- **REQUIRED WORK**: Your task is to return the line containing "What text is on this page?" plus every line after it, exactly and with nothing added.
──────── SUPPLIED MATERIAL
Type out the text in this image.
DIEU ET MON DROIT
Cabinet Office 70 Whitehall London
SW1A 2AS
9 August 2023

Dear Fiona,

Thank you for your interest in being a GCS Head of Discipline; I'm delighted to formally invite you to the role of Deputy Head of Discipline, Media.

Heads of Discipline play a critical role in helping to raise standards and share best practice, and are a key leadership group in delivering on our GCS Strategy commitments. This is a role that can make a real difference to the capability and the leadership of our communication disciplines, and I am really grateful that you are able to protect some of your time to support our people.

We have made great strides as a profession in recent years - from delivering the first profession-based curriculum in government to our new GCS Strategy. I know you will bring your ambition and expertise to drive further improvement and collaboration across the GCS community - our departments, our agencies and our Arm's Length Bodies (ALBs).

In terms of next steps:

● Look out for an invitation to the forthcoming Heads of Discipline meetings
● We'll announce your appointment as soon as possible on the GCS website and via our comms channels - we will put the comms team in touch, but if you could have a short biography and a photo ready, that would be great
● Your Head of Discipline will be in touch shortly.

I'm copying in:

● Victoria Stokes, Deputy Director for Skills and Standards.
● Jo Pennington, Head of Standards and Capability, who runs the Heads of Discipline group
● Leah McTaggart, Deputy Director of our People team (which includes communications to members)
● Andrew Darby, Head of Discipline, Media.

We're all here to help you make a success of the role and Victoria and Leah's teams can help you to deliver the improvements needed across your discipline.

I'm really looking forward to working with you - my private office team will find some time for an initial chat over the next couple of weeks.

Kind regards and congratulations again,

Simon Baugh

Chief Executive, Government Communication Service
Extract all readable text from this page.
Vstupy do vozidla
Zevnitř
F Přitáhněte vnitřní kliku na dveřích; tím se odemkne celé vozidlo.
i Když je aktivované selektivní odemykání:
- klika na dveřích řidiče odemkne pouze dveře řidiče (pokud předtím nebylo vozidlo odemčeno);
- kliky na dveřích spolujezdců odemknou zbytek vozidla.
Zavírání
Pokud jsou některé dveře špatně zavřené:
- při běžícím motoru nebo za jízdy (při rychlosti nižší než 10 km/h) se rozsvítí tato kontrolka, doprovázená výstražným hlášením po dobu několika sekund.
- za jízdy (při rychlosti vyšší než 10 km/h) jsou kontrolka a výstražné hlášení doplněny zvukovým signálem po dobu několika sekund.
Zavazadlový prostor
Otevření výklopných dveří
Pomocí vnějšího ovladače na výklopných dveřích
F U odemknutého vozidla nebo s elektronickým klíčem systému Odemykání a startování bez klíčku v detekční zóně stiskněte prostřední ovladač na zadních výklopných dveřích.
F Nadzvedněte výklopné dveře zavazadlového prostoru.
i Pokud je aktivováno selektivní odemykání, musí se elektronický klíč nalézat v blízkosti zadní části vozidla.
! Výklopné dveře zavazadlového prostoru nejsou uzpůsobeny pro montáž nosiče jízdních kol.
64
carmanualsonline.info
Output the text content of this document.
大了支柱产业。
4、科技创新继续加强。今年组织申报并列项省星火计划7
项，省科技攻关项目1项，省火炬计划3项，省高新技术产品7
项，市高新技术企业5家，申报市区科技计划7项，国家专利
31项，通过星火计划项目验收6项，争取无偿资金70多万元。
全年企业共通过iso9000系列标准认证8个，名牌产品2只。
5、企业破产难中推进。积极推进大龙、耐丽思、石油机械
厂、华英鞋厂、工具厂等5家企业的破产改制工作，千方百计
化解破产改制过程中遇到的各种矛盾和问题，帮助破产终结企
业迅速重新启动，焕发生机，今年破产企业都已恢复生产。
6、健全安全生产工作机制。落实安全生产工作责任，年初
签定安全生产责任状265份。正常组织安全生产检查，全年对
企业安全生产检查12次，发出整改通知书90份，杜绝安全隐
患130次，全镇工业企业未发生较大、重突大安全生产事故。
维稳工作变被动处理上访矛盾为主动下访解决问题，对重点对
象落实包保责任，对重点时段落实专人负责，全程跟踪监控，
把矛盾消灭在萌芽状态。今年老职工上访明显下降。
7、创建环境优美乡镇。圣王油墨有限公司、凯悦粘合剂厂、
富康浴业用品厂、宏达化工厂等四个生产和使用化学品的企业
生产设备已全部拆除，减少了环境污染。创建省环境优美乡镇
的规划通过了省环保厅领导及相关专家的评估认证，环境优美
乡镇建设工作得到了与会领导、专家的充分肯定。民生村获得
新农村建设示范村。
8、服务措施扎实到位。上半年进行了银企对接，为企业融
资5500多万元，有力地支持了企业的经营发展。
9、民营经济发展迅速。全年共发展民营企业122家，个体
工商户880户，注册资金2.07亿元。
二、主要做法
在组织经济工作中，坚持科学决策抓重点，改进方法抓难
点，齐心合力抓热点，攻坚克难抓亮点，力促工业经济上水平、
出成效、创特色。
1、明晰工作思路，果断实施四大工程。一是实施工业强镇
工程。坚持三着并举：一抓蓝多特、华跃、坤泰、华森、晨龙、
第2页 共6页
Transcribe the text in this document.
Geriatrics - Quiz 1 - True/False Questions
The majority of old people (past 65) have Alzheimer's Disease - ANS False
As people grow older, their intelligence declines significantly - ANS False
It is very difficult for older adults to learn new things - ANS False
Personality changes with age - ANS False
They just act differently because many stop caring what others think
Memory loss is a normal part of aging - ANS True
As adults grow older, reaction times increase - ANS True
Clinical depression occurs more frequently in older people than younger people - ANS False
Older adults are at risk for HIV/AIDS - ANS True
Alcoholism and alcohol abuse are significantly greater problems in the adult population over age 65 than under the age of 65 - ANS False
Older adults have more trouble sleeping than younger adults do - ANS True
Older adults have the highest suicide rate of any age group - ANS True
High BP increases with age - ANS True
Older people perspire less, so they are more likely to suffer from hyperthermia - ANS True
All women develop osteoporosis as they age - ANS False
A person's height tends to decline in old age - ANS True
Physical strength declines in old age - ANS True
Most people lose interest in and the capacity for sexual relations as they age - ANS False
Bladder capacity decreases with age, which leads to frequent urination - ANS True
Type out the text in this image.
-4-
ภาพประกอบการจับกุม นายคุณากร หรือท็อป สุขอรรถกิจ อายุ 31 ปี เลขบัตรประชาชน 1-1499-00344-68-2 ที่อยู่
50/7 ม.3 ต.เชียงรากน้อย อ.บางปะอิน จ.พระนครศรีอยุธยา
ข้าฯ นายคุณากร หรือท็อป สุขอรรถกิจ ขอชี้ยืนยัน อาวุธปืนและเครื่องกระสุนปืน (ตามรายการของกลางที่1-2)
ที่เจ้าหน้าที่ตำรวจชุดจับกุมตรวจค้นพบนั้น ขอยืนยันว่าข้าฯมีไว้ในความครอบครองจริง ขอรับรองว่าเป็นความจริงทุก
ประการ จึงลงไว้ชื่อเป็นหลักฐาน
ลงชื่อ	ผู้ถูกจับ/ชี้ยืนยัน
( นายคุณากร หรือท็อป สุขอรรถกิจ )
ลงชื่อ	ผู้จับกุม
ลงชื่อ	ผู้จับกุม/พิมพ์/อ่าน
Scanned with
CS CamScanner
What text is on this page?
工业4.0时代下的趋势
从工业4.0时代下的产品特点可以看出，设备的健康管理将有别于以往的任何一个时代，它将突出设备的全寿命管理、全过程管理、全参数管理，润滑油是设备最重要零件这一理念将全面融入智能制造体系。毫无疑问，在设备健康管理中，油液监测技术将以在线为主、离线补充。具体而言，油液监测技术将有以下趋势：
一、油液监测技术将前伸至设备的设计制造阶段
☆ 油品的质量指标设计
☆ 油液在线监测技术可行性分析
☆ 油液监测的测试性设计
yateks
────────────────
- **RESPONSE TO THE TASK**:
What text is on this page?
工业4.0时代下的趋势
从工业4.0时代下的产品特点可以看出，设备的健康管理将有别于以往的任何一个时代，它将突出设备的全寿命管理、全过程管理、全参数管理，润滑油是设备最重要零件这一理念将全面融入智能制造体系。毫无疑问，在设备健康管理中，油液监测技术将以在线为主、离线补充。具体而言，油液监测技术将有以下趋势：
一、油液监测技术将前伸至设备的设计制造阶段
☆ 油品的质量指标设计
☆ 油液在线监测技术可行性分析
☆ 油液监测的测试性设计
yateks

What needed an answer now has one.